> [Set exercise]:
Write the listing out again, all of it, word for word.

> [Part of a data file]:

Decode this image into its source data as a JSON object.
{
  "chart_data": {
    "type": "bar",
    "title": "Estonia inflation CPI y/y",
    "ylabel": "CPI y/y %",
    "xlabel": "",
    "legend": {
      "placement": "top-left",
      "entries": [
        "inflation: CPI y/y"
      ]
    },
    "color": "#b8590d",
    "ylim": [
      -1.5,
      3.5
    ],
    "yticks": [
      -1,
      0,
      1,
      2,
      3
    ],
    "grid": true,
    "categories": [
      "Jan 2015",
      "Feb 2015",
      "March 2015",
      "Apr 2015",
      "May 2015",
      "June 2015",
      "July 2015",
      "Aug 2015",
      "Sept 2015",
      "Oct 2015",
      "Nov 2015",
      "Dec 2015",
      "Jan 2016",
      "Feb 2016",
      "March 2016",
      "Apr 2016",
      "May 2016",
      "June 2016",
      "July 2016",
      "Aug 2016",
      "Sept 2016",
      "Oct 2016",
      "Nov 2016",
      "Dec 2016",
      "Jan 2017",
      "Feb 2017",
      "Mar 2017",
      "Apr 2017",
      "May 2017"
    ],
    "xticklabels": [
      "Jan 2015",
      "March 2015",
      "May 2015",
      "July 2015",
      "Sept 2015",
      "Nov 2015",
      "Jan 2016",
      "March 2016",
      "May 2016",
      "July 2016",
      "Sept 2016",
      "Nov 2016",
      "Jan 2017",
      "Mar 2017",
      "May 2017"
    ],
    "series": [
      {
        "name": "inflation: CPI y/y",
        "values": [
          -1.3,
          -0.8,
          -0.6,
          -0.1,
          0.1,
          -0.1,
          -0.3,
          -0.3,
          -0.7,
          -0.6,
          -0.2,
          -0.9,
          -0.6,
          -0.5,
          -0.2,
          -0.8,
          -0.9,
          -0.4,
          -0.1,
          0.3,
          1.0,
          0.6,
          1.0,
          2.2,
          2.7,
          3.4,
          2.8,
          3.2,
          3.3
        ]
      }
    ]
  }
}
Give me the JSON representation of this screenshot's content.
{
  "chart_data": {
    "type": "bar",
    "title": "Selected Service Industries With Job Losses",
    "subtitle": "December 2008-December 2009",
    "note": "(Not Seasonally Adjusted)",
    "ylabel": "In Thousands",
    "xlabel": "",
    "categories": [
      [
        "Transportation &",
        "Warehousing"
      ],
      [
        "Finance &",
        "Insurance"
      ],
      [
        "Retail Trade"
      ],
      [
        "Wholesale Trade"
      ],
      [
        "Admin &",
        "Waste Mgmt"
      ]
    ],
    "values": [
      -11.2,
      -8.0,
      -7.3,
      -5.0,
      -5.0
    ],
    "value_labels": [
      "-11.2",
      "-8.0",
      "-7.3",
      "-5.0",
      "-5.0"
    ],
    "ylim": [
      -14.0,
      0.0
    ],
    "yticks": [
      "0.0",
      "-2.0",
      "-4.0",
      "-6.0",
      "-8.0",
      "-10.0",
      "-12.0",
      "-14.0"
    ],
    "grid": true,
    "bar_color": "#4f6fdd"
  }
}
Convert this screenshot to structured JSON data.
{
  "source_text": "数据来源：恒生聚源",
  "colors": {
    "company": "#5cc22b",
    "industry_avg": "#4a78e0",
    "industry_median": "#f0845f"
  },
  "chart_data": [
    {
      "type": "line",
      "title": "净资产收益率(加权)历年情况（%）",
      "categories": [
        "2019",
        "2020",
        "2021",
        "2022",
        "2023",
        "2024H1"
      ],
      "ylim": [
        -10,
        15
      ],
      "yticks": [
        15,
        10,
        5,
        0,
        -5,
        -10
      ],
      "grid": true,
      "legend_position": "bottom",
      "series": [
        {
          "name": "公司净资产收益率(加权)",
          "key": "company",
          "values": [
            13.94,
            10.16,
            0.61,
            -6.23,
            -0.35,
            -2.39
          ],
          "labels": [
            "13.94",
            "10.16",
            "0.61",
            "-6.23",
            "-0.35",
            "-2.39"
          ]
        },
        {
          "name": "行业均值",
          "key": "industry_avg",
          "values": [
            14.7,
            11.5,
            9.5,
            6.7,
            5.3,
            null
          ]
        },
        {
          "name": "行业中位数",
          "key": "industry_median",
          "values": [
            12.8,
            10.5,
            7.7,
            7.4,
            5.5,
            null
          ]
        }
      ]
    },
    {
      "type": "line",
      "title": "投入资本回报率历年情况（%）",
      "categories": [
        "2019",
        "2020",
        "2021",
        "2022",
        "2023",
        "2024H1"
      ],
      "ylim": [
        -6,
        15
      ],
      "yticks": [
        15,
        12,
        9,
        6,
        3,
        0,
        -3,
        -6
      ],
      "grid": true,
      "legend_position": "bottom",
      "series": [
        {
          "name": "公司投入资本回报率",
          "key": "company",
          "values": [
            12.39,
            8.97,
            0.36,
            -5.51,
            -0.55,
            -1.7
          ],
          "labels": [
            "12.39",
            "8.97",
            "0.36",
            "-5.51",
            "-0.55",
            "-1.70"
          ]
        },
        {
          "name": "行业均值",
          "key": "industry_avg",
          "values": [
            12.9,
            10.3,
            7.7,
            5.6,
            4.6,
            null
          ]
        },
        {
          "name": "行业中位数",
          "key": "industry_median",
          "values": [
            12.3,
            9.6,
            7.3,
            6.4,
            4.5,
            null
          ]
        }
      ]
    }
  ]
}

> [Result]:
Decode this image into its source data as a JSON object.
{
  "chart_data": {
    "type": "bar",
    "title": "Estonia inflation CPI y/y",
    "ylabel": "CPI y/y %",
    "xlabel": "",
    "legend": {
      "placement": "top-left",
      "entries": [
        "inflation: CPI y/y"
      ]
    },
    "color": "#b8590d",
    "ylim": [
      -1.5,
      3.5
    ],
    "yticks": [
      -1,
      0,
      1,
      2,
      3
    ],
    "grid": true,
    "categories": [
      "Jan 2015",
      "Feb 2015",
      "March 2015",
      "Apr 2015",
      "May 2015",
      "June 2015",
      "July 2015",
      "Aug 2015",
      "Sept 2015",
      "Oct 2015",
      "Nov 2015",
      "Dec 2015",
      "Jan 2016",
      "Feb 2016",
      "March 2016",
      "Apr 2016",
      "May 2016",
      "June 2016",
      "July 2016",
      "Aug 2016",
      "Sept 2016",
      "Oct 2016",
      "Nov 2016",
      "Dec 2016",
      "Jan 2017",
      "Feb 2017",
      "Mar 2017",
      "Apr 2017",
      "May 2017"
    ],
    "xticklabels": [
      "Jan 2015",
      "March 2015",
      "May 2015",
      "July 2015",
      "Sept 2015",
      "Nov 2015",
      "Jan 2016",
      "March 2016",
      "May 2016",
      "July 2016",
      "Sept 2016",
      "Nov 2016",
      "Jan 2017",
      "Mar 2017",
      "May 2017"
    ],
    "series": [
      {
        "name": "inflation: CPI y/y",
        "values": [
          -1.3,
          -0.8,
          -0.6,
          -0.1,
          0.1,
          -0.1,
          -0.3,
          -0.3,
          -0.7,
          -0.6,
          -0.2,
          -0.9,
          -0.6,
          -0.5,
          -0.2,
          -0.8,
          -0.9,
          -0.4,
          -0.1,
          0.3,
          1.0,
          0.6,
          1.0,
          2.2,
          2.7,
          3.4,
          2.8,
          3.2,
          3.3
        ]
      }
    ]
  }
}
Give me the JSON representation of this screenshot's content.
{
  "chart_data": {
    "type": "bar",
    "title": "Selected Service Industries With Job Losses",
    "subtitle": "December 2008-December 2009",
    "note": "(Not Seasonally Adjusted)",
    "ylabel": "In Thousands",
    "xlabel": "",
    "categories": [
      [
        "Transportation &",
        "Warehousing"
      ],
      [
        "Finance &",
        "Insurance"
      ],
      [
        "Retail Trade"
      ],
      [
        "Wholesale Trade"
      ],
      [
        "Admin &",
        "Waste Mgmt"
      ]
    ],
    "values": [
      -11.2,
      -8.0,
      -7.3,
      -5.0,
      -5.0
    ],
    "value_labels": [
      "-11.2",
      "-8.0",
      "-7.3",
      "-5.0",
      "-5.0"
    ],
    "ylim": [
      -14.0,
      0.0
    ],
    "yticks": [
      "0.0",
      "-2.0",
      "-4.0",
      "-6.0",
      "-8.0",
      "-10.0",
      "-12.0",
      "-14.0"
    ],
    "grid": true,
    "bar_color": "#4f6fdd"
  }
}
Convert this screenshot to structured JSON data.
{
  "source_text": "数据来源：恒生聚源",
  "colors": {
    "company": "#5cc22b",
    "industry_avg": "#4a78e0",
    "industry_median": "#f0845f"
  },
  "chart_data": [
    {
      "type": "line",
      "title": "净资产收益率(加权)历年情况（%）",
      "categories": [
        "2019",
        "2020",
        "2021",
        "2022",
        "2023",
        "2024H1"
      ],
      "ylim": [
        -10,
        15
      ],
      "yticks": [
        15,
        10,
        5,
        0,
        -5,
        -10
      ],
      "grid": true,
      "legend_position": "bottom",
      "series": [
        {
          "name": "公司净资产收益率(加权)",
          "key": "company",
          "values": [
            13.94,
            10.16,
            0.61,
            -6.23,
            -0.35,
            -2.39
          ],
          "labels": [
            "13.94",
            "10.16",
            "0.61",
            "-6.23",
            "-0.35",
            "-2.39"
          ]
        },
        {
          "name": "行业均值",
          "key": "industry_avg",
          "values": [
            14.7,
            11.5,
            9.5,
            6.7,
            5.3,
            null
          ]
        },
        {
          "name": "行业中位数",
          "key": "industry_median",
          "values": [
            12.8,
            10.5,
            7.7,
            7.4,
            5.5,
            null
          ]
        }
      ]
    },
    {
      "type": "line",
      "title": "投入资本回报率历年情况（%）",
      "categories": [
        "2019",
        "2020",
        "2021",
        "2022",
        "2023",
        "2024H1"
      ],
      "ylim": [
        -6,
        15
      ],
      "yticks": [
        15,
        12,
        9,
        6,
        3,
        0,
        -3,
        -6
      ],
      "grid": true,
      "legend_position": "bottom",
      "series": [
        {
          "name": "公司投入资本回报率",
          "key": "company",
          "values": [
            12.39,
            8.97,
            0.36,
            -5.51,
            -0.55,
            -1.7
          ],
          "labels": [
            "12.39",
            "8.97",
            "0.36",
            "-5.51",
            "-0.55",
            "-1.70"
          ]
        },
        {
          "name": "行业均值",
          "key": "industry_avg",
          "values": [
            12.9,
            10.3,
            7.7,
            5.6,
            4.6,
            null
          ]
        },
        {
          "name": "行业中位数",
          "key": "industry_median",
          "values": [
            12.3,
            9.6,
            7.3,
            6.4,
            4.5,
            null
          ]
        }
      ]
    }
  ]
}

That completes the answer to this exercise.